PROVIDED DATA —
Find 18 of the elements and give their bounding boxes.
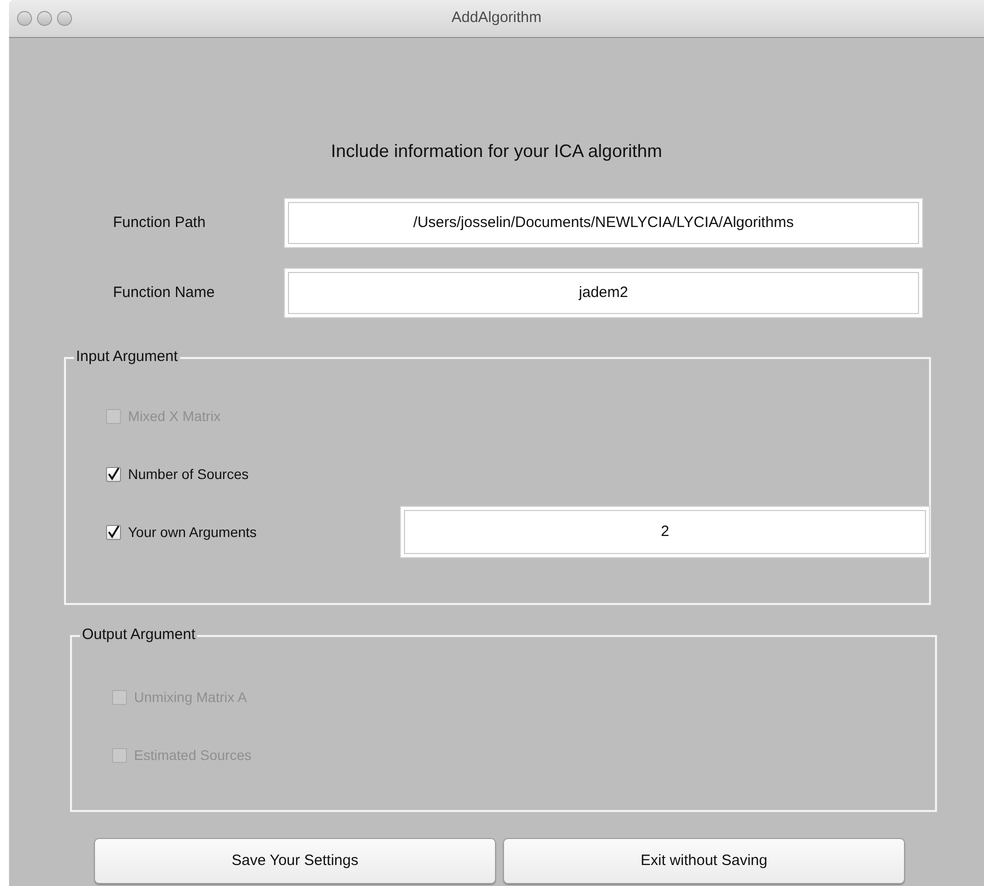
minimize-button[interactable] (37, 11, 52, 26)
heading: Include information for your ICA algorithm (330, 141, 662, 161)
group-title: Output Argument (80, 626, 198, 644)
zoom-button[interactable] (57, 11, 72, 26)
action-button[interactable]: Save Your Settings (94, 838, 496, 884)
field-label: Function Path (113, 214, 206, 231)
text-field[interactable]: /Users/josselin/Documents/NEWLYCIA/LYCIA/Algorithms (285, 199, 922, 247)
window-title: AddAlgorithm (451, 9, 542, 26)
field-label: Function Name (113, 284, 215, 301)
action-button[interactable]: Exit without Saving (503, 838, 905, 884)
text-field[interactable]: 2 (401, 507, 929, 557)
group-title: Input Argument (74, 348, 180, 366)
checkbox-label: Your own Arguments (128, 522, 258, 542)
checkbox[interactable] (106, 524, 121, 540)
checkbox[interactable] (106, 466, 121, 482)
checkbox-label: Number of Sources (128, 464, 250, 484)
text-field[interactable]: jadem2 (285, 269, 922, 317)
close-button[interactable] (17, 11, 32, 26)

...

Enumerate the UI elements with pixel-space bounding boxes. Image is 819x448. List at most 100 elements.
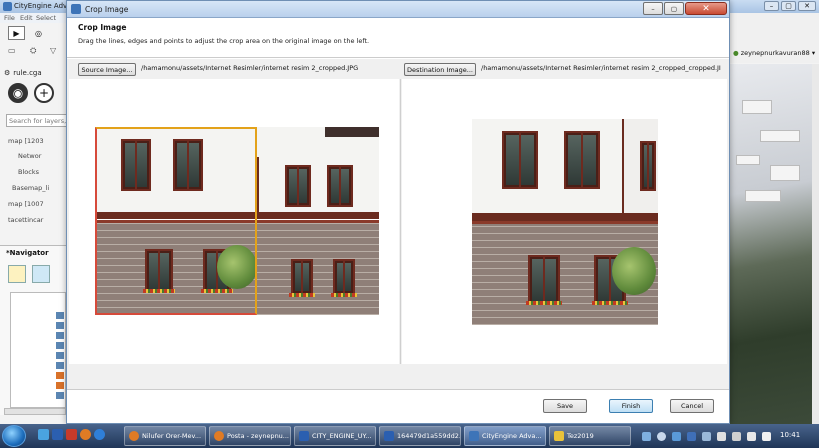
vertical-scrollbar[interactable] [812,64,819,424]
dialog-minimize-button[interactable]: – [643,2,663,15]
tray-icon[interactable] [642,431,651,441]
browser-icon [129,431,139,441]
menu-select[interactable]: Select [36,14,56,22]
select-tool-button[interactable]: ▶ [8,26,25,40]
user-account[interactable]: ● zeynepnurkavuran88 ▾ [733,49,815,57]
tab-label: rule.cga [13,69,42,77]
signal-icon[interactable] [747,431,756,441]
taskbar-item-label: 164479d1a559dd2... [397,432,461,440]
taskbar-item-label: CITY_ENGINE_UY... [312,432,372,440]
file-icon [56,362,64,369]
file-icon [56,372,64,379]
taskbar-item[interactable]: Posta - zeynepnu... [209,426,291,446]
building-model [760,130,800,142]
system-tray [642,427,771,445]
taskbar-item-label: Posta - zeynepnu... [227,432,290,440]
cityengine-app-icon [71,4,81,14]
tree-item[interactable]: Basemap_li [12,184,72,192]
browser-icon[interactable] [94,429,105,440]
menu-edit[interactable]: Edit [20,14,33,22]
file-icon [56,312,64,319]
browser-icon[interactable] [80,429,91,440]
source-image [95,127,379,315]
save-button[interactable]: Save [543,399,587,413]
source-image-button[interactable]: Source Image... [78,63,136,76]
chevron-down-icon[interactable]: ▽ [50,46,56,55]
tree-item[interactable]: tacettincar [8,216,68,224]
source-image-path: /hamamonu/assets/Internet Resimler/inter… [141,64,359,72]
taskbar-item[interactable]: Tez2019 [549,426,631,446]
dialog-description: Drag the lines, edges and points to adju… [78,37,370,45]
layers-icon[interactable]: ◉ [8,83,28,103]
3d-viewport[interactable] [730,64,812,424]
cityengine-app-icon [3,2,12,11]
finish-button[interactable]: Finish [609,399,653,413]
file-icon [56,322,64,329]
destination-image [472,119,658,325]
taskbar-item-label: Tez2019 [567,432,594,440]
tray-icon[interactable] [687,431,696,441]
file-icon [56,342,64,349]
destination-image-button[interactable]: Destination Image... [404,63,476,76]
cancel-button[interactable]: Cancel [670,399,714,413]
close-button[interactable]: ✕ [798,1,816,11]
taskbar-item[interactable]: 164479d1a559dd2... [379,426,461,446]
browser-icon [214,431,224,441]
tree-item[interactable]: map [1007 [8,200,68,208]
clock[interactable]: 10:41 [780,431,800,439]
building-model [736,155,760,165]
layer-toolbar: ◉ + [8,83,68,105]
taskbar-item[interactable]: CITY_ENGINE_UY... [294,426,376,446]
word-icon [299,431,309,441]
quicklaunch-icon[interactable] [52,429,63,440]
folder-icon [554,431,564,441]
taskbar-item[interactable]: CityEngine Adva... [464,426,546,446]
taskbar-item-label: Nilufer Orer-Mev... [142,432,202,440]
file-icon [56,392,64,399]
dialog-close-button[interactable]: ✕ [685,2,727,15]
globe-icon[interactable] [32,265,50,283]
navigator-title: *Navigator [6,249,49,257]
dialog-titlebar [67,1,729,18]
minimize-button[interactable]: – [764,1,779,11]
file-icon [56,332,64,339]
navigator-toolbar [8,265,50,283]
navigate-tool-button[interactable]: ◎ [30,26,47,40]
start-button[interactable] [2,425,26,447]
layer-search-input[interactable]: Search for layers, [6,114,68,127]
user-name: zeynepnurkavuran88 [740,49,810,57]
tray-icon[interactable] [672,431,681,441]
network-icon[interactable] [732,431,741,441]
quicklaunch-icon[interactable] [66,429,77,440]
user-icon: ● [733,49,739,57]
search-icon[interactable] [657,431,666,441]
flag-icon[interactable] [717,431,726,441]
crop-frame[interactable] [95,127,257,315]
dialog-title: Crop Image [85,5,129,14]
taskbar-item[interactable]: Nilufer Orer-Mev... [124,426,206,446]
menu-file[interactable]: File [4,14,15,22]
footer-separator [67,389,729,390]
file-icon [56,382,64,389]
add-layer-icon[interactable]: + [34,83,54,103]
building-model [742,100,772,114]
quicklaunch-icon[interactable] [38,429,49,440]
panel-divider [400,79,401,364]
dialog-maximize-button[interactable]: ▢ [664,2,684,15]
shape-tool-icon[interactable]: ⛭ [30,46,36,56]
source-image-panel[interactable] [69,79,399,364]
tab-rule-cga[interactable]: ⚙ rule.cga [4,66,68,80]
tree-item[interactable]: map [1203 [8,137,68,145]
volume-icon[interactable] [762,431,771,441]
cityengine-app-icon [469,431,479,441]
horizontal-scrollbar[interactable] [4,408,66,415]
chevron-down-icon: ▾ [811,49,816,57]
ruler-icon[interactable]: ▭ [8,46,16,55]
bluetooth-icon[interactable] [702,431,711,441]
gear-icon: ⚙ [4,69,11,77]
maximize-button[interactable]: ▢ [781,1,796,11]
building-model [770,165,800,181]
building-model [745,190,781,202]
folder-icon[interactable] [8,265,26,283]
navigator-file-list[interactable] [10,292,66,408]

EXERCISE DETAILS — Reproduce every line of the listing from the one containing "Find 18 of the" down to the one containing "close-button[interactable] (17, 11, 32, 26)", including both of those lines, and omit the pictures from your answer.

REPLY TO THE EXERCISE —
Find 18 of the elements and give their bounding boxes.
minimize-button[interactable] (37, 11, 52, 26)
heading: Include information for your ICA algorithm (330, 141, 662, 161)
group-title: Output Argument (80, 626, 198, 644)
zoom-button[interactable] (57, 11, 72, 26)
action-button[interactable]: Save Your Settings (94, 838, 496, 884)
field-label: Function Path (113, 214, 206, 231)
text-field[interactable]: /Users/josselin/Documents/NEWLYCIA/LYCIA/Algorithms (285, 199, 922, 247)
window-title: AddAlgorithm (451, 9, 542, 26)
field-label: Function Name (113, 284, 215, 301)
action-button[interactable]: Exit without Saving (503, 838, 905, 884)
text-field[interactable]: 2 (401, 507, 929, 557)
group-title: Input Argument (74, 348, 180, 366)
checkbox-label: Your own Arguments (128, 522, 258, 542)
checkbox[interactable] (106, 524, 121, 540)
checkbox[interactable] (106, 466, 121, 482)
checkbox-label: Number of Sources (128, 464, 250, 484)
text-field[interactable]: jadem2 (285, 269, 922, 317)
close-button[interactable] (17, 11, 32, 26)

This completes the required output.